Data for the task:
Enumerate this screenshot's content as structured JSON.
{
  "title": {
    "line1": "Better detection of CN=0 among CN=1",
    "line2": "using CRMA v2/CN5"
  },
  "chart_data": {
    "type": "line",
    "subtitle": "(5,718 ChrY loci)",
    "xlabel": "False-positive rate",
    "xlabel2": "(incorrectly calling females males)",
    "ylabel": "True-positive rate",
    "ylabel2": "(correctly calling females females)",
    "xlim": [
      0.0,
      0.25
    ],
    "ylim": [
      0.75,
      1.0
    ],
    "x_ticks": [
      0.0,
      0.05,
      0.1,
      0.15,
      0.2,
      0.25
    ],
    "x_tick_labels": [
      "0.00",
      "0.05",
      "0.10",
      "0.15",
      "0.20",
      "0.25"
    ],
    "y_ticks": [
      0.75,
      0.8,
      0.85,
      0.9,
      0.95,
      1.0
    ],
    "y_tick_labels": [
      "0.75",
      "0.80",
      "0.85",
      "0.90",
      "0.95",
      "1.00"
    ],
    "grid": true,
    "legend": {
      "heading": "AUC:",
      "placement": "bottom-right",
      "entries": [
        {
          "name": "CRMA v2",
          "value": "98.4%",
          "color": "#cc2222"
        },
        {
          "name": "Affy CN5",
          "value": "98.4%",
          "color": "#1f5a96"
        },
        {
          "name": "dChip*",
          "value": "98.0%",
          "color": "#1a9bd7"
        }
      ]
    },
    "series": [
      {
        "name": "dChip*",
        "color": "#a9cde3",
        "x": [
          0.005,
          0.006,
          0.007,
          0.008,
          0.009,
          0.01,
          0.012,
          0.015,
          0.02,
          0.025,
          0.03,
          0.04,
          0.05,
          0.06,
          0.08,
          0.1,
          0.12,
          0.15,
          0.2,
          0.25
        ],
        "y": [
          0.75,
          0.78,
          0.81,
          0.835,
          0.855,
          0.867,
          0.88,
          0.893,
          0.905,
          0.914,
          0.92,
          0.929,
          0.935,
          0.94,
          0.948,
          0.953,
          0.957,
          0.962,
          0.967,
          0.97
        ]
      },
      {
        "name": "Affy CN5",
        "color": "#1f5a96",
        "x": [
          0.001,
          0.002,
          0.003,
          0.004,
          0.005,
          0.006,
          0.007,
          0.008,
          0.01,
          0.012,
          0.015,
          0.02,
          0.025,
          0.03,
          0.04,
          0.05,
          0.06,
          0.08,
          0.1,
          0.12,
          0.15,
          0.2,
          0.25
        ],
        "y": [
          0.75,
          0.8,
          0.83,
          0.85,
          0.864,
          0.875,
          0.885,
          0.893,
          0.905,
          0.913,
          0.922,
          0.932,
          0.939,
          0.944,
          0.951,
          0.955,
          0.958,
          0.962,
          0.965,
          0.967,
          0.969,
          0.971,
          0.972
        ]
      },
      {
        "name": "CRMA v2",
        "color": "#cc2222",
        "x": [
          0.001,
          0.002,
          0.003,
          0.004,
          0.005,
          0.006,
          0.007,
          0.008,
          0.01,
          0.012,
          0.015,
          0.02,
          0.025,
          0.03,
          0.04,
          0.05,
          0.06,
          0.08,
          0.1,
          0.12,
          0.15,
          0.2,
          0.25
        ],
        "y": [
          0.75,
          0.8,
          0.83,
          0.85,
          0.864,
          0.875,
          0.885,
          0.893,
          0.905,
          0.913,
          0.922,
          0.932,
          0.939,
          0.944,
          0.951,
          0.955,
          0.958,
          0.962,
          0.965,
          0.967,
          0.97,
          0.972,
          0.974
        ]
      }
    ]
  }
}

Objective:
Return every line of the material exactly.

Solved problem:
Enumerate this screenshot's content as structured JSON.
{
  "title": {
    "line1": "Better detection of CN=0 among CN=1",
    "line2": "using CRMA v2/CN5"
  },
  "chart_data": {
    "type": "line",
    "subtitle": "(5,718 ChrY loci)",
    "xlabel": "False-positive rate",
    "xlabel2": "(incorrectly calling females males)",
    "ylabel": "True-positive rate",
    "ylabel2": "(correctly calling females females)",
    "xlim": [
      0.0,
      0.25
    ],
    "ylim": [
      0.75,
      1.0
    ],
    "x_ticks": [
      0.0,
      0.05,
      0.1,
      0.15,
      0.2,
      0.25
    ],
    "x_tick_labels": [
      "0.00",
      "0.05",
      "0.10",
      "0.15",
      "0.20",
      "0.25"
    ],
    "y_ticks": [
      0.75,
      0.8,
      0.85,
      0.9,
      0.95,
      1.0
    ],
    "y_tick_labels": [
      "0.75",
      "0.80",
      "0.85",
      "0.90",
      "0.95",
      "1.00"
    ],
    "grid": true,
    "legend": {
      "heading": "AUC:",
      "placement": "bottom-right",
      "entries": [
        {
          "name": "CRMA v2",
          "value": "98.4%",
          "color": "#cc2222"
        },
        {
          "name": "Affy CN5",
          "value": "98.4%",
          "color": "#1f5a96"
        },
        {
          "name": "dChip*",
          "value": "98.0%",
          "color": "#1a9bd7"
        }
      ]
    },
    "series": [
      {
        "name": "dChip*",
        "color": "#a9cde3",
        "x": [
          0.005,
          0.006,
          0.007,
          0.008,
          0.009,
          0.01,
          0.012,
          0.015,
          0.02,
          0.025,
          0.03,
          0.04,
          0.05,
          0.06,
          0.08,
          0.1,
          0.12,
          0.15,
          0.2,
          0.25
        ],
        "y": [
          0.75,
          0.78,
          0.81,
          0.835,
          0.855,
          0.867,
          0.88,
          0.893,
          0.905,
          0.914,
          0.92,
          0.929,
          0.935,
          0.94,
          0.948,
          0.953,
          0.957,
          0.962,
          0.967,
          0.97
        ]
      },
      {
        "name": "Affy CN5",
        "color": "#1f5a96",
        "x": [
          0.001,
          0.002,
          0.003,
          0.004,
          0.005,
          0.006,
          0.007,
          0.008,
          0.01,
          0.012,
          0.015,
          0.02,
          0.025,
          0.03,
          0.04,
          0.05,
          0.06,
          0.08,
          0.1,
          0.12,
          0.15,
          0.2,
          0.25
        ],
        "y": [
          0.75,
          0.8,
          0.83,
          0.85,
          0.864,
          0.875,
          0.885,
          0.893,
          0.905,
          0.913,
          0.922,
          0.932,
          0.939,
          0.944,
          0.951,
          0.955,
          0.958,
          0.962,
          0.965,
          0.967,
          0.969,
          0.971,
          0.972
        ]
      },
      {
        "name": "CRMA v2",
        "color": "#cc2222",
        "x": [
          0.001,
          0.002,
          0.003,
          0.004,
          0.005,
          0.006,
          0.007,
          0.008,
          0.01,
          0.012,
          0.015,
          0.02,
          0.025,
          0.03,
          0.04,
          0.05,
          0.06,
          0.08,
          0.1,
          0.12,
          0.15,
          0.2,
          0.25
        ],
        "y": [
          0.75,
          0.8,
          0.83,
          0.85,
          0.864,
          0.875,
          0.885,
          0.893,
          0.905,
          0.913,
          0.922,
          0.932,
          0.939,
          0.944,
          0.951,
          0.955,
          0.958,
          0.962,
          0.965,
          0.967,
          0.97,
          0.972,
          0.974
        ]
      }
    ]
  }
}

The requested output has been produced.